[start of Records to process]
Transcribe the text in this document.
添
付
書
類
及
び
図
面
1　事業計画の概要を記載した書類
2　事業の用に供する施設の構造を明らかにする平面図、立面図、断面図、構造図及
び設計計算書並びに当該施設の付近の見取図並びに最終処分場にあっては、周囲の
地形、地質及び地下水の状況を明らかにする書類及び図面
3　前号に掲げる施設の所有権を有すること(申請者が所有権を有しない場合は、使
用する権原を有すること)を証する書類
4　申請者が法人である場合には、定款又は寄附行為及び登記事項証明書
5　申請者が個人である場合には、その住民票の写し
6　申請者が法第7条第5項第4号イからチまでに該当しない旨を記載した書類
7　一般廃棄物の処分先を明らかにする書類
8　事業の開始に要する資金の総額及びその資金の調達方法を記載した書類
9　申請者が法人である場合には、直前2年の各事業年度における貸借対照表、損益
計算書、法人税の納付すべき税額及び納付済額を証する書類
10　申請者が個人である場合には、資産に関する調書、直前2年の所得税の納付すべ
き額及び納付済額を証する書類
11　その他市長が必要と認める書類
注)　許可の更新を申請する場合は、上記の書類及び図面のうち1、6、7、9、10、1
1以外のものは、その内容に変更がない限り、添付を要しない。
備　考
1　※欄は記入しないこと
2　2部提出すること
[end of Records to process]
Exercise instructions: Which lines contain "申請者が法人である場合には"? Show each of them.

Problem solution:
4　申請者が法人である場合には、定款又は寄附行為及び登記事項証明書
9　申請者が法人である場合には、直前2年の各事業年度における貸借対照表、損益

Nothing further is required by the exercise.